## Records for processing
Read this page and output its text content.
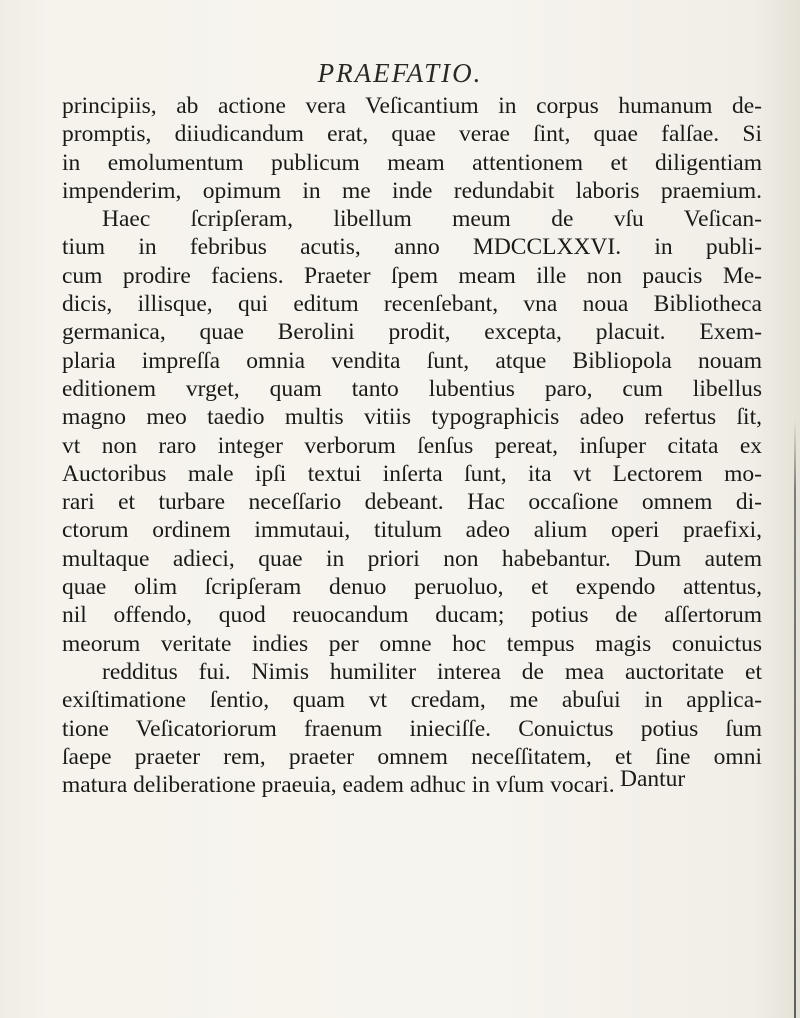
PRAEFATIO.
principiis, ab actione vera Veſicantium in corpus humanum de-
promptis, diiudicandum erat, quae verae ſint, quae falſae. Si
in emolumentum publicum meam attentionem et diligentiam
impenderim, opimum in me inde redundabit laboris praemium.
Haec ſcripſeram, libellum meum de vſu Veſican-
tium in febribus acutis, anno MDCCLXXVI. in publi-
cum prodire faciens. Praeter ſpem meam ille non paucis Me-
dicis, illisque, qui editum recenſebant, vna noua Bibliotheca
germanica, quae Berolini prodit, excepta, placuit. Exem-
plaria impreſſa omnia vendita ſunt, atque Bibliopola nouam
editionem vrget, quam tanto lubentius paro, cum libellus
magno meo taedio multis vitiis typographicis adeo refertus ſit,
vt non raro integer verborum ſenſus pereat, inſuper citata ex
Auctoribus male ipſi textui inſerta ſunt, ita vt Lectorem mo-
rari et turbare neceſſario debeant. Hac occaſione omnem di-
ctorum ordinem immutaui, titulum adeo alium operi praefixi,
multaque adieci, quae in priori non habebantur. Dum autem
quae olim ſcripſeram denuo peruoluo, et expendo attentus,
nil offendo, quod reuocandum ducam; potius de aſſertorum
meorum veritate indies per omne hoc tempus magis conuictus
redditus fui. Nimis humiliter interea de mea auctoritate et
exiſtimatione ſentio, quam vt credam, me abuſui in applica-
tione Veſicatoriorum fraenum inieciſſe. Conuictus potius ſum
ſaepe praeter rem, praeter omnem neceſſitatem, et ſine omni
matura deliberatione praeuia, eadem adhuc in vſum vocari. Dantur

## Exercise objective
All of the lines above should be printed exactly, minus the pictures.

## The answer
Read this page and output its text content.
PRAEFATIO.
principiis, ab actione vera Veſicantium in corpus humanum de-
promptis, diiudicandum erat, quae verae ſint, quae falſae. Si
in emolumentum publicum meam attentionem et diligentiam
impenderim, opimum in me inde redundabit laboris praemium.
Haec ſcripſeram, libellum meum de vſu Veſican-
tium in febribus acutis, anno MDCCLXXVI. in publi-
cum prodire faciens. Praeter ſpem meam ille non paucis Me-
dicis, illisque, qui editum recenſebant, vna noua Bibliotheca
germanica, quae Berolini prodit, excepta, placuit. Exem-
plaria impreſſa omnia vendita ſunt, atque Bibliopola nouam
editionem vrget, quam tanto lubentius paro, cum libellus
magno meo taedio multis vitiis typographicis adeo refertus ſit,
vt non raro integer verborum ſenſus pereat, inſuper citata ex
Auctoribus male ipſi textui inſerta ſunt, ita vt Lectorem mo-
rari et turbare neceſſario debeant. Hac occaſione omnem di-
ctorum ordinem immutaui, titulum adeo alium operi praefixi,
multaque adieci, quae in priori non habebantur. Dum autem
quae olim ſcripſeram denuo peruoluo, et expendo attentus,
nil offendo, quod reuocandum ducam; potius de aſſertorum
meorum veritate indies per omne hoc tempus magis conuictus
redditus fui. Nimis humiliter interea de mea auctoritate et
exiſtimatione ſentio, quam vt credam, me abuſui in applica-
tione Veſicatoriorum fraenum inieciſſe. Conuictus potius ſum
ſaepe praeter rem, praeter omnem neceſſitatem, et ſine omni
matura deliberatione praeuia, eadem adhuc in vſum vocari. Dantur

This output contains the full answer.